* [DIRECTIONS FOR THIS TASK]:
Retype every entry in its entirety, without alteration.

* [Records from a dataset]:
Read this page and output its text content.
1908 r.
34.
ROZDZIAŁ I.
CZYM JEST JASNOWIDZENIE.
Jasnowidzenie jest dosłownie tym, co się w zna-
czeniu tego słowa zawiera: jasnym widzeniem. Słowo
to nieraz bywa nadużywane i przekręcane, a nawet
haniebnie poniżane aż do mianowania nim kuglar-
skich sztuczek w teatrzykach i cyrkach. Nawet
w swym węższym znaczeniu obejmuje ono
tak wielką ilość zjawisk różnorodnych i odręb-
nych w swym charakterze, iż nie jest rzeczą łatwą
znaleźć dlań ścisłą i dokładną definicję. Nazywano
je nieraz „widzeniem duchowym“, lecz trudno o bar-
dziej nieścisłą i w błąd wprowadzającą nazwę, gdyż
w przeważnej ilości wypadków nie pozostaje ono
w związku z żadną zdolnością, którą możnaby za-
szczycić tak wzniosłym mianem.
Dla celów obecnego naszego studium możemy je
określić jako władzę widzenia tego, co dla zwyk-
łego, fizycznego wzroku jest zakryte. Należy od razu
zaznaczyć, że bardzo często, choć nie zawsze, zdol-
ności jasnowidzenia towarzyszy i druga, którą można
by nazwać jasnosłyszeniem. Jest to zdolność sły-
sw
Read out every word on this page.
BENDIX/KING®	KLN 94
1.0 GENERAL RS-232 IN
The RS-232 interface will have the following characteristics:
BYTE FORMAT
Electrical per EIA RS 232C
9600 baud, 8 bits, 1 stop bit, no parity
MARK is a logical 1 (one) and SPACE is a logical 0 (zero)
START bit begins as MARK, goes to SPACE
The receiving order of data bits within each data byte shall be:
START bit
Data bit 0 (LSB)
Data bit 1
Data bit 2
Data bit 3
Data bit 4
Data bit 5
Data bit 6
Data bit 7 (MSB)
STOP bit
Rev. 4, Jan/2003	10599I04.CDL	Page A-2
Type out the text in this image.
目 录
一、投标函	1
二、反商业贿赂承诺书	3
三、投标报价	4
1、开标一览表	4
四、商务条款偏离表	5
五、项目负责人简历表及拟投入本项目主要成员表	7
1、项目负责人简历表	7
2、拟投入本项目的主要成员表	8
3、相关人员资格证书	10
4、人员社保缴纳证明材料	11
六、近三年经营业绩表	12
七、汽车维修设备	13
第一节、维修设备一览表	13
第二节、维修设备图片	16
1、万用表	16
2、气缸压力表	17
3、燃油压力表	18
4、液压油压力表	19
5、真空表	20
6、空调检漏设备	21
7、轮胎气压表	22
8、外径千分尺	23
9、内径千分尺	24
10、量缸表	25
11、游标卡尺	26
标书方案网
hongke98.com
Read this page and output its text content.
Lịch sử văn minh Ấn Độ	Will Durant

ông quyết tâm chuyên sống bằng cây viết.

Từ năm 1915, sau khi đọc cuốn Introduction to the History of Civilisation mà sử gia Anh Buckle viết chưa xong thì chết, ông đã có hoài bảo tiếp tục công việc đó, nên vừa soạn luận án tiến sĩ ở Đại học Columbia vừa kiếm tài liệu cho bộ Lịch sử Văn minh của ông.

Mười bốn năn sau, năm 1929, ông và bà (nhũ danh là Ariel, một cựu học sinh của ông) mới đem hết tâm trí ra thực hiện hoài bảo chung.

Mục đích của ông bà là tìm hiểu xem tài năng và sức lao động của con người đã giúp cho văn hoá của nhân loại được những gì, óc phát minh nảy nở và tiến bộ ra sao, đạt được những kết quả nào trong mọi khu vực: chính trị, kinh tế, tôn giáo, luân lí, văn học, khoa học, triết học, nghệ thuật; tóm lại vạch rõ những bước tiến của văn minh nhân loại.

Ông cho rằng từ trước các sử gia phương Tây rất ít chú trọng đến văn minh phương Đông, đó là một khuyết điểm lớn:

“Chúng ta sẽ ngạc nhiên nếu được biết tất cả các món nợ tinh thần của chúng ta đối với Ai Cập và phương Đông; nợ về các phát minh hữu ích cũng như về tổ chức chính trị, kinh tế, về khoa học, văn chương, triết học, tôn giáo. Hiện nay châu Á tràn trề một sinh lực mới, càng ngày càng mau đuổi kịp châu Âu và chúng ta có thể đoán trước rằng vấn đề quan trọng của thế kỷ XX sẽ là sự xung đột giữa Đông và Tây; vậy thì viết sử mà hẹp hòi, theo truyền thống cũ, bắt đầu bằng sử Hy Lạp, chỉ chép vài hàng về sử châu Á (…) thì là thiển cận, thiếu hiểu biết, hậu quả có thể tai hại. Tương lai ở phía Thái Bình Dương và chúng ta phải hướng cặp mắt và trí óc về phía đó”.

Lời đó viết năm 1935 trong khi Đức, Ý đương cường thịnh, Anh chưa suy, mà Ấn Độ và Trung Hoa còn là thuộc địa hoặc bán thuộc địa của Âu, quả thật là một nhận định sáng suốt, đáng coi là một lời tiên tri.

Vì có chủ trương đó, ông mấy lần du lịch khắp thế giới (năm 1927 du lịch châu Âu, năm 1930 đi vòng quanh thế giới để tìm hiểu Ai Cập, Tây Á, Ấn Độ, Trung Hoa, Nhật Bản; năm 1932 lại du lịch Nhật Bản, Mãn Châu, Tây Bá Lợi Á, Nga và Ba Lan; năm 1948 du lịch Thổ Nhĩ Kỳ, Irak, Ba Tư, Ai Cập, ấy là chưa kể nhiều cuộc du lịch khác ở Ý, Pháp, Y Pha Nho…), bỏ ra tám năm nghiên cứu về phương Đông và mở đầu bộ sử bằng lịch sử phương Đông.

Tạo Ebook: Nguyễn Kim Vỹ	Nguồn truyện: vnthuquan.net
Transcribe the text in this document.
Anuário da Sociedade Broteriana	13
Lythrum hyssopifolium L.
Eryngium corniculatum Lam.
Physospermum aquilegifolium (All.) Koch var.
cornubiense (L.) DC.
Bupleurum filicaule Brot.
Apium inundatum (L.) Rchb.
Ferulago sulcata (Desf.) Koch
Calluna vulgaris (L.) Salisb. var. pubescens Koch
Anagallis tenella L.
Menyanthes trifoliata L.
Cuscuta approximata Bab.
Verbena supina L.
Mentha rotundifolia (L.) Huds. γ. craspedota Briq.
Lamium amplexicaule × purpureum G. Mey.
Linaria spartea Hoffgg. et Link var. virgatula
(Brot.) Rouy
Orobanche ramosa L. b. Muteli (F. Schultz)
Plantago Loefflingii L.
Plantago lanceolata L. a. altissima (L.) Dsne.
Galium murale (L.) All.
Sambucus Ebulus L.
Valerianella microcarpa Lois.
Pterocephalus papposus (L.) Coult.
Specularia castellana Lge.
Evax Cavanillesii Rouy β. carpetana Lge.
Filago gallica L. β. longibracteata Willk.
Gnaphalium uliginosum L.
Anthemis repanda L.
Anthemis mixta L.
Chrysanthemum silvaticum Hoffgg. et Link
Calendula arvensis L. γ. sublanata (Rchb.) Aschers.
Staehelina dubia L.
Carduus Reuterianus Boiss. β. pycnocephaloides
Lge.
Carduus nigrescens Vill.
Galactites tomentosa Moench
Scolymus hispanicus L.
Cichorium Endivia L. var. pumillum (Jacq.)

* [EXERCISE RESPONSE]:
Read this page and output its text content.
1908 r.
34.
ROZDZIAŁ I.
CZYM JEST JASNOWIDZENIE.
Jasnowidzenie jest dosłownie tym, co się w zna-
czeniu tego słowa zawiera: jasnym widzeniem. Słowo
to nieraz bywa nadużywane i przekręcane, a nawet
haniebnie poniżane aż do mianowania nim kuglar-
skich sztuczek w teatrzykach i cyrkach. Nawet
w swym węższym znaczeniu obejmuje ono
tak wielką ilość zjawisk różnorodnych i odręb-
nych w swym charakterze, iż nie jest rzeczą łatwą
znaleźć dlań ścisłą i dokładną definicję. Nazywano
je nieraz „widzeniem duchowym“, lecz trudno o bar-
dziej nieścisłą i w błąd wprowadzającą nazwę, gdyż
w przeważnej ilości wypadków nie pozostaje ono
w związku z żadną zdolnością, którą możnaby za-
szczycić tak wzniosłym mianem.
Dla celów obecnego naszego studium możemy je
określić jako władzę widzenia tego, co dla zwyk-
łego, fizycznego wzroku jest zakryte. Należy od razu
zaznaczyć, że bardzo często, choć nie zawsze, zdol-
ności jasnowidzenia towarzyszy i druga, którą można
by nazwać jasnosłyszeniem. Jest to zdolność sły-
sw
Read out every word on this page.
BENDIX/KING®	KLN 94
1.0 GENERAL RS-232 IN
The RS-232 interface will have the following characteristics:
BYTE FORMAT
Electrical per EIA RS 232C
9600 baud, 8 bits, 1 stop bit, no parity
MARK is a logical 1 (one) and SPACE is a logical 0 (zero)
START bit begins as MARK, goes to SPACE
The receiving order of data bits within each data byte shall be:
START bit
Data bit 0 (LSB)
Data bit 1
Data bit 2
Data bit 3
Data bit 4
Data bit 5
Data bit 6
Data bit 7 (MSB)
STOP bit
Rev. 4, Jan/2003	10599I04.CDL	Page A-2
Type out the text in this image.
目 录
一、投标函	1
二、反商业贿赂承诺书	3
三、投标报价	4
1、开标一览表	4
四、商务条款偏离表	5
五、项目负责人简历表及拟投入本项目主要成员表	7
1、项目负责人简历表	7
2、拟投入本项目的主要成员表	8
3、相关人员资格证书	10
4、人员社保缴纳证明材料	11
六、近三年经营业绩表	12
七、汽车维修设备	13
第一节、维修设备一览表	13
第二节、维修设备图片	16
1、万用表	16
2、气缸压力表	17
3、燃油压力表	18
4、液压油压力表	19
5、真空表	20
6、空调检漏设备	21
7、轮胎气压表	22
8、外径千分尺	23
9、内径千分尺	24
10、量缸表	25
11、游标卡尺	26
标书方案网
hongke98.com
Read this page and output its text content.
Lịch sử văn minh Ấn Độ	Will Durant

ông quyết tâm chuyên sống bằng cây viết.

Từ năm 1915, sau khi đọc cuốn Introduction to the History of Civilisation mà sử gia Anh Buckle viết chưa xong thì chết, ông đã có hoài bảo tiếp tục công việc đó, nên vừa soạn luận án tiến sĩ ở Đại học Columbia vừa kiếm tài liệu cho bộ Lịch sử Văn minh của ông.

Mười bốn năn sau, năm 1929, ông và bà (nhũ danh là Ariel, một cựu học sinh của ông) mới đem hết tâm trí ra thực hiện hoài bảo chung.

Mục đích của ông bà là tìm hiểu xem tài năng và sức lao động của con người đã giúp cho văn hoá của nhân loại được những gì, óc phát minh nảy nở và tiến bộ ra sao, đạt được những kết quả nào trong mọi khu vực: chính trị, kinh tế, tôn giáo, luân lí, văn học, khoa học, triết học, nghệ thuật; tóm lại vạch rõ những bước tiến của văn minh nhân loại.

Ông cho rằng từ trước các sử gia phương Tây rất ít chú trọng đến văn minh phương Đông, đó là một khuyết điểm lớn:

“Chúng ta sẽ ngạc nhiên nếu được biết tất cả các món nợ tinh thần của chúng ta đối với Ai Cập và phương Đông; nợ về các phát minh hữu ích cũng như về tổ chức chính trị, kinh tế, về khoa học, văn chương, triết học, tôn giáo. Hiện nay châu Á tràn trề một sinh lực mới, càng ngày càng mau đuổi kịp châu Âu và chúng ta có thể đoán trước rằng vấn đề quan trọng của thế kỷ XX sẽ là sự xung đột giữa Đông và Tây; vậy thì viết sử mà hẹp hòi, theo truyền thống cũ, bắt đầu bằng sử Hy Lạp, chỉ chép vài hàng về sử châu Á (…) thì là thiển cận, thiếu hiểu biết, hậu quả có thể tai hại. Tương lai ở phía Thái Bình Dương và chúng ta phải hướng cặp mắt và trí óc về phía đó”.

Lời đó viết năm 1935 trong khi Đức, Ý đương cường thịnh, Anh chưa suy, mà Ấn Độ và Trung Hoa còn là thuộc địa hoặc bán thuộc địa của Âu, quả thật là một nhận định sáng suốt, đáng coi là một lời tiên tri.

Vì có chủ trương đó, ông mấy lần du lịch khắp thế giới (năm 1927 du lịch châu Âu, năm 1930 đi vòng quanh thế giới để tìm hiểu Ai Cập, Tây Á, Ấn Độ, Trung Hoa, Nhật Bản; năm 1932 lại du lịch Nhật Bản, Mãn Châu, Tây Bá Lợi Á, Nga và Ba Lan; năm 1948 du lịch Thổ Nhĩ Kỳ, Irak, Ba Tư, Ai Cập, ấy là chưa kể nhiều cuộc du lịch khác ở Ý, Pháp, Y Pha Nho…), bỏ ra tám năm nghiên cứu về phương Đông và mở đầu bộ sử bằng lịch sử phương Đông.

Tạo Ebook: Nguyễn Kim Vỹ	Nguồn truyện: vnthuquan.net
Transcribe the text in this document.
Anuário da Sociedade Broteriana	13
Lythrum hyssopifolium L.
Eryngium corniculatum Lam.
Physospermum aquilegifolium (All.) Koch var.
cornubiense (L.) DC.
Bupleurum filicaule Brot.
Apium inundatum (L.) Rchb.
Ferulago sulcata (Desf.) Koch
Calluna vulgaris (L.) Salisb. var. pubescens Koch
Anagallis tenella L.
Menyanthes trifoliata L.
Cuscuta approximata Bab.
Verbena supina L.
Mentha rotundifolia (L.) Huds. γ. craspedota Briq.
Lamium amplexicaule × purpureum G. Mey.
Linaria spartea Hoffgg. et Link var. virgatula
(Brot.) Rouy
Orobanche ramosa L. b. Muteli (F. Schultz)
Plantago Loefflingii L.
Plantago lanceolata L. a. altissima (L.) Dsne.
Galium murale (L.) All.
Sambucus Ebulus L.
Valerianella microcarpa Lois.
Pterocephalus papposus (L.) Coult.
Specularia castellana Lge.
Evax Cavanillesii Rouy β. carpetana Lge.
Filago gallica L. β. longibracteata Willk.
Gnaphalium uliginosum L.
Anthemis repanda L.
Anthemis mixta L.
Chrysanthemum silvaticum Hoffgg. et Link
Calendula arvensis L. γ. sublanata (Rchb.) Aschers.
Staehelina dubia L.
Carduus Reuterianus Boiss. β. pycnocephaloides
Lge.
Carduus nigrescens Vill.
Galactites tomentosa Moench
Scolymus hispanicus L.
Cichorium Endivia L. var. pumillum (Jacq.)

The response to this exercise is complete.